For every line in the records that has the word "type", make a copy.

# EXCERPTED RECORDS
------------------------------------------------------------------------
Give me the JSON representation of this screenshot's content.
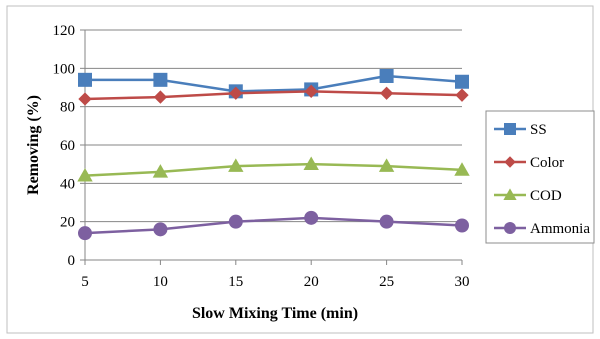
{
  "chart_data": {
    "type": "line",
    "title": "",
    "xlabel": "Slow Mixing Time (min)",
    "ylabel": "Removing (%)",
    "x": [
      5,
      10,
      15,
      20,
      25,
      30
    ],
    "xlim": [
      5,
      30
    ],
    "ylim": [
      0,
      120
    ],
    "yticks": [
      0,
      20,
      40,
      60,
      80,
      100,
      120
    ],
    "grid": "horizontal",
    "legend": "right",
    "series": [
      {
        "name": "SS",
        "values": [
          94,
          94,
          88,
          89,
          96,
          93
        ],
        "color": "#4a7ebb",
        "marker": "square"
      },
      {
        "name": "Color",
        "values": [
          84,
          85,
          87,
          88,
          87,
          86
        ],
        "color": "#be4b48",
        "marker": "diamond"
      },
      {
        "name": "COD",
        "values": [
          44,
          46,
          49,
          50,
          49,
          47
        ],
        "color": "#98b954",
        "marker": "triangle"
      },
      {
        "name": "Ammonia",
        "values": [
          14,
          16,
          20,
          22,
          20,
          18
        ],
        "color": "#7d60a0",
        "marker": "circle"
      }
    ]
  }
}
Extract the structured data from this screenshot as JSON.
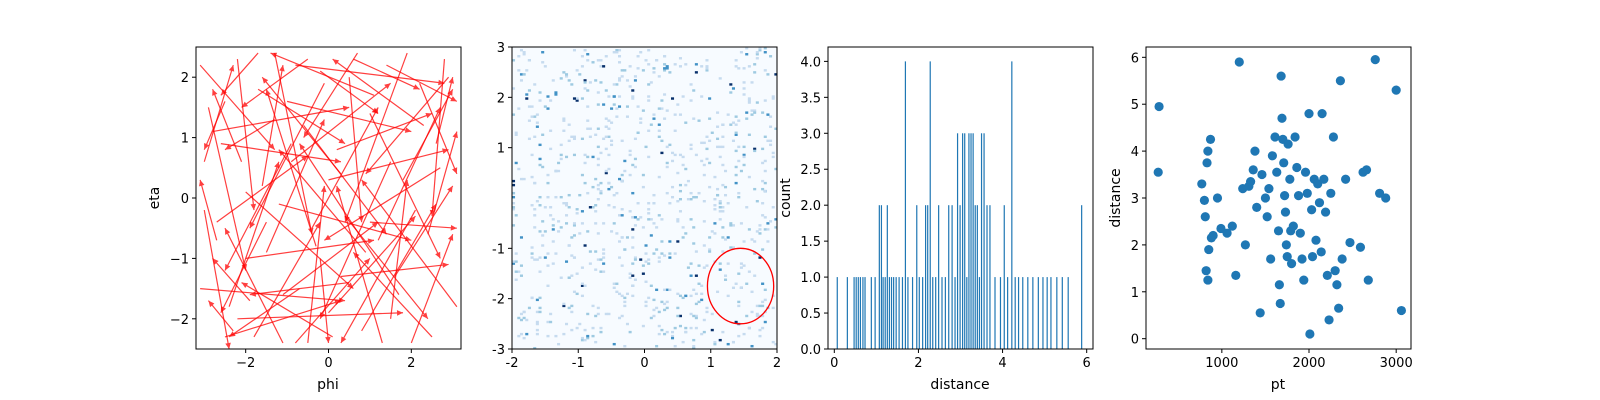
{
  "chart_data": [
    {
      "type": "quiver",
      "xlabel": "phi",
      "ylabel": "eta",
      "xlim": [
        -3.2,
        3.2
      ],
      "ylim": [
        -2.5,
        2.5
      ],
      "xticks": [
        -2,
        0,
        2
      ],
      "xtick_labels": [
        "−2",
        "0",
        "2"
      ],
      "yticks": [
        -2,
        -1,
        0,
        1,
        2
      ],
      "ytick_labels": [
        "−2",
        "−1",
        "0",
        "1",
        "2"
      ],
      "arrow_color": "#ff0000",
      "arrows": [
        [
          -3.1,
          2.2,
          1.8,
          -1.4
        ],
        [
          -2.9,
          1.5,
          0.9,
          -2.7
        ],
        [
          -2.7,
          -0.4,
          2.2,
          1.1
        ],
        [
          -2.6,
          0.9,
          2.9,
          -0.3
        ],
        [
          -2.4,
          -1.8,
          1.2,
          2.4
        ],
        [
          -2.2,
          2.3,
          0.4,
          -2.5
        ],
        [
          -2.0,
          0.1,
          2.6,
          -1.6
        ],
        [
          -1.8,
          -2.3,
          1.6,
          1.9
        ],
        [
          -1.7,
          1.8,
          2.1,
          -0.9
        ],
        [
          -1.5,
          -0.9,
          1.4,
          2.2
        ],
        [
          -1.3,
          2.4,
          0.9,
          -3.0
        ],
        [
          -1.1,
          -1.6,
          2.3,
          1.2
        ],
        [
          -0.9,
          0.6,
          2.4,
          1.3
        ],
        [
          -0.8,
          -2.4,
          1.8,
          1.4
        ],
        [
          -0.6,
          1.2,
          2.0,
          -1.8
        ],
        [
          -0.4,
          -0.5,
          1.6,
          2.0
        ],
        [
          -0.2,
          2.1,
          1.4,
          -0.7
        ],
        [
          0.0,
          -1.9,
          2.1,
          1.6
        ],
        [
          0.2,
          0.8,
          2.3,
          0.6
        ],
        [
          0.4,
          -0.3,
          2.0,
          -1.7
        ],
        [
          0.6,
          2.3,
          1.6,
          -0.5
        ],
        [
          0.8,
          -2.2,
          1.8,
          2.1
        ],
        [
          1.0,
          1.4,
          1.7,
          -2.4
        ],
        [
          1.2,
          -0.7,
          1.5,
          2.2
        ],
        [
          1.4,
          2.2,
          1.7,
          -0.6
        ],
        [
          1.6,
          -1.3,
          1.4,
          1.5
        ],
        [
          1.8,
          0.3,
          1.2,
          1.5
        ],
        [
          2.0,
          -2.4,
          1.0,
          1.8
        ],
        [
          2.2,
          1.9,
          0.9,
          -1.5
        ],
        [
          2.4,
          -0.6,
          0.7,
          1.7
        ],
        [
          3.1,
          -1.8,
          -2.3,
          2.1
        ],
        [
          2.9,
          2.0,
          -2.0,
          -1.6
        ],
        [
          2.7,
          0.5,
          -2.8,
          -1.2
        ],
        [
          2.5,
          -2.3,
          -1.9,
          1.4
        ],
        [
          2.3,
          1.2,
          -2.2,
          1.1
        ],
        [
          2.1,
          -0.2,
          -1.8,
          -2.2
        ],
        [
          1.9,
          2.4,
          -1.5,
          -2.8
        ],
        [
          1.7,
          -1.6,
          -2.4,
          2.5
        ],
        [
          1.5,
          0.6,
          -1.7,
          -2.6
        ],
        [
          1.3,
          -2.4,
          -1.1,
          2.6
        ],
        [
          1.1,
          1.7,
          -2.5,
          0.7
        ],
        [
          0.9,
          -0.9,
          -2.1,
          1.7
        ],
        [
          0.7,
          2.4,
          -1.3,
          -1.4
        ],
        [
          0.5,
          -1.4,
          -2.4,
          -0.2
        ],
        [
          0.3,
          0.4,
          -1.9,
          1.6
        ],
        [
          0.1,
          -2.3,
          -2.2,
          0.9
        ],
        [
          -0.1,
          1.9,
          -1.8,
          -2.4
        ],
        [
          -0.3,
          -0.8,
          -1.2,
          2.6
        ],
        [
          -0.5,
          2.3,
          -1.6,
          -0.8
        ],
        [
          -0.7,
          -1.5,
          -1.7,
          -0.8
        ],
        [
          -0.9,
          0.9,
          -1.6,
          -2.1
        ],
        [
          -1.1,
          -2.4,
          -1.4,
          1.9
        ],
        [
          -1.3,
          1.3,
          -1.2,
          -0.5
        ],
        [
          -1.5,
          -0.4,
          -1.1,
          -1.5
        ],
        [
          -1.7,
          2.4,
          -0.9,
          -0.7
        ],
        [
          -1.9,
          -1.7,
          -0.9,
          0.7
        ],
        [
          -2.1,
          0.6,
          -0.7,
          1.2
        ],
        [
          -2.3,
          -2.2,
          -0.6,
          0.5
        ],
        [
          -2.5,
          1.6,
          -0.5,
          -0.8
        ],
        [
          -2.7,
          -0.7,
          -0.4,
          1.0
        ],
        [
          -3.0,
          0.6,
          0.7,
          1.6
        ],
        [
          -2.5,
          -2.3,
          2.8,
          0.6
        ],
        [
          -1.6,
          0.2,
          0.5,
          2.0
        ],
        [
          -0.5,
          -2.4,
          0.4,
          2.6
        ],
        [
          0.5,
          2.0,
          0.3,
          -2.4
        ],
        [
          1.5,
          -2.0,
          0.4,
          2.3
        ],
        [
          2.6,
          0.9,
          0.4,
          1.1
        ],
        [
          -2.0,
          -1.0,
          3.1,
          0.3
        ],
        [
          -1.0,
          1.6,
          3.0,
          -0.5
        ],
        [
          0.3,
          -1.3,
          2.6,
          0.2
        ],
        [
          -3.1,
          -1.5,
          3.5,
          -0.2
        ],
        [
          -2.8,
          1.1,
          3.3,
          0.4
        ],
        [
          -1.2,
          -0.1,
          3.2,
          -0.6
        ],
        [
          0.0,
          0.3,
          2.9,
          0.5
        ],
        [
          -2.2,
          -2.0,
          4.0,
          0.1
        ],
        [
          -0.8,
          2.2,
          3.6,
          -0.3
        ],
        [
          1.0,
          -0.4,
          2.1,
          -0.1
        ],
        [
          -3.0,
          -0.2,
          0.6,
          -2.3
        ],
        [
          2.8,
          2.3,
          -0.3,
          -2.6
        ],
        [
          -0.2,
          -1.0,
          0.2,
          -1.4
        ]
      ]
    },
    {
      "type": "heatmap",
      "xlim": [
        -2,
        2
      ],
      "ylim": [
        -3,
        3
      ],
      "xticks": [
        -2,
        -1,
        0,
        1,
        2
      ],
      "xtick_labels": [
        "-2",
        "-1",
        "0",
        "1",
        "2"
      ],
      "yticks": [
        -3,
        -2,
        -1,
        1,
        2,
        3
      ],
      "ytick_labels": [
        "-3",
        "-2",
        "-1",
        "1",
        "2",
        "3"
      ],
      "bins": [
        100,
        150
      ],
      "colormap": [
        "#f7fbff",
        "#c6dbef",
        "#9ecae1",
        "#4292c6",
        "#2171b5",
        "#08306b"
      ],
      "circle": {
        "center": [
          1.45,
          -1.75
        ],
        "radius_x": 0.5,
        "radius_y": 0.75,
        "color": "#ff0000"
      }
    },
    {
      "type": "bar",
      "xlabel": "distance",
      "ylabel": "count",
      "xlim": [
        -0.15,
        6.15
      ],
      "ylim": [
        0,
        4.2
      ],
      "xticks": [
        0,
        2,
        4,
        6
      ],
      "xtick_labels": [
        "0",
        "2",
        "4",
        "6"
      ],
      "yticks": [
        0,
        0.5,
        1.0,
        1.5,
        2.0,
        2.5,
        3.0,
        3.5,
        4.0
      ],
      "ytick_labels": [
        "0.0",
        "0.5",
        "1.0",
        "1.5",
        "2.0",
        "2.5",
        "3.0",
        "3.5",
        "4.0"
      ],
      "bar_color": "#1f77b4",
      "bar_width": 0.028,
      "x": [
        0.07,
        0.31,
        0.47,
        0.52,
        0.57,
        0.62,
        0.68,
        0.73,
        0.88,
        0.97,
        1.07,
        1.12,
        1.16,
        1.21,
        1.26,
        1.31,
        1.36,
        1.41,
        1.47,
        1.54,
        1.62,
        1.69,
        1.75,
        1.86,
        1.96,
        2.02,
        2.1,
        2.17,
        2.22,
        2.28,
        2.34,
        2.41,
        2.48,
        2.56,
        2.64,
        2.72,
        2.8,
        2.87,
        2.93,
        2.99,
        3.05,
        3.1,
        3.15,
        3.2,
        3.25,
        3.3,
        3.35,
        3.4,
        3.45,
        3.5,
        3.56,
        3.63,
        3.7,
        3.82,
        3.95,
        4.04,
        4.12,
        4.22,
        4.3,
        4.38,
        4.48,
        4.6,
        4.72,
        4.85,
        4.96,
        5.06,
        5.15,
        5.29,
        5.42,
        5.56,
        5.88
      ],
      "values": [
        1,
        1,
        1,
        1,
        1,
        1,
        1,
        1,
        1,
        1,
        2,
        2,
        1,
        1,
        2,
        1,
        1,
        1,
        1,
        1,
        1,
        4,
        1,
        1,
        2,
        1,
        1,
        2,
        2,
        4,
        1,
        1,
        2,
        1,
        1,
        2,
        2,
        1,
        3,
        2,
        3,
        3,
        1,
        3,
        3,
        3,
        2,
        2,
        1,
        3,
        3,
        2,
        2,
        1,
        1,
        2,
        1,
        4,
        1,
        1,
        1,
        1,
        1,
        1,
        1,
        1,
        1,
        1,
        1,
        1,
        2
      ]
    },
    {
      "type": "scatter",
      "xlabel": "pt",
      "ylabel": "distance",
      "xlim": [
        130,
        3170
      ],
      "ylim": [
        -0.22,
        6.22
      ],
      "xticks": [
        1000,
        2000,
        3000
      ],
      "xtick_labels": [
        "1000",
        "2000",
        "3000"
      ],
      "yticks": [
        0,
        1,
        2,
        3,
        4,
        5,
        6
      ],
      "ytick_labels": [
        "0",
        "1",
        "2",
        "3",
        "4",
        "5",
        "6"
      ],
      "point_color": "#1f77b4",
      "points": [
        [
          280,
          4.95
        ],
        [
          270,
          3.55
        ],
        [
          770,
          3.3
        ],
        [
          800,
          2.95
        ],
        [
          810,
          2.6
        ],
        [
          830,
          3.75
        ],
        [
          840,
          4.0
        ],
        [
          850,
          1.9
        ],
        [
          820,
          1.45
        ],
        [
          840,
          1.25
        ],
        [
          870,
          4.25
        ],
        [
          880,
          2.15
        ],
        [
          900,
          2.2
        ],
        [
          950,
          3.0
        ],
        [
          990,
          2.35
        ],
        [
          1060,
          2.25
        ],
        [
          1120,
          2.4
        ],
        [
          1160,
          1.35
        ],
        [
          1200,
          5.9
        ],
        [
          1240,
          3.2
        ],
        [
          1270,
          2.0
        ],
        [
          1310,
          3.25
        ],
        [
          1330,
          3.35
        ],
        [
          1360,
          3.6
        ],
        [
          1380,
          4.0
        ],
        [
          1400,
          2.8
        ],
        [
          1440,
          0.55
        ],
        [
          1460,
          3.5
        ],
        [
          1500,
          3.0
        ],
        [
          1520,
          2.6
        ],
        [
          1540,
          3.2
        ],
        [
          1560,
          1.7
        ],
        [
          1580,
          3.9
        ],
        [
          1610,
          4.3
        ],
        [
          1630,
          3.55
        ],
        [
          1650,
          2.3
        ],
        [
          1660,
          1.15
        ],
        [
          1670,
          0.75
        ],
        [
          1680,
          5.6
        ],
        [
          1690,
          4.7
        ],
        [
          1700,
          4.25
        ],
        [
          1710,
          3.75
        ],
        [
          1720,
          3.05
        ],
        [
          1730,
          2.7
        ],
        [
          1740,
          2.0
        ],
        [
          1750,
          1.75
        ],
        [
          1760,
          4.15
        ],
        [
          1780,
          3.4
        ],
        [
          1790,
          2.3
        ],
        [
          1800,
          1.6
        ],
        [
          1820,
          2.4
        ],
        [
          1840,
          4.3
        ],
        [
          1860,
          3.65
        ],
        [
          1880,
          3.05
        ],
        [
          1900,
          2.25
        ],
        [
          1920,
          1.7
        ],
        [
          1940,
          1.25
        ],
        [
          1960,
          3.55
        ],
        [
          1980,
          3.1
        ],
        [
          2000,
          4.8
        ],
        [
          2010,
          0.1
        ],
        [
          2030,
          2.75
        ],
        [
          2040,
          1.75
        ],
        [
          2060,
          3.4
        ],
        [
          2080,
          2.1
        ],
        [
          2100,
          3.3
        ],
        [
          2120,
          2.9
        ],
        [
          2140,
          1.85
        ],
        [
          2150,
          4.8
        ],
        [
          2170,
          3.4
        ],
        [
          2190,
          2.7
        ],
        [
          2210,
          1.35
        ],
        [
          2230,
          0.4
        ],
        [
          2250,
          3.1
        ],
        [
          2280,
          4.3
        ],
        [
          2300,
          1.45
        ],
        [
          2320,
          1.15
        ],
        [
          2340,
          0.65
        ],
        [
          2360,
          5.5
        ],
        [
          2380,
          1.7
        ],
        [
          2420,
          3.4
        ],
        [
          2470,
          2.05
        ],
        [
          2590,
          1.95
        ],
        [
          2620,
          3.55
        ],
        [
          2660,
          3.6
        ],
        [
          2680,
          1.25
        ],
        [
          2760,
          5.95
        ],
        [
          2810,
          3.1
        ],
        [
          2880,
          3.0
        ],
        [
          3000,
          5.3
        ],
        [
          3060,
          0.6
        ]
      ]
    }
  ]
}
------------------------------------------------------------------------
# RESULT OF THE EXERCISE
    "type": "line",
      "type": "quiver",
      "type": "heatmap",
      "type": "bar",
      "type": "scatter",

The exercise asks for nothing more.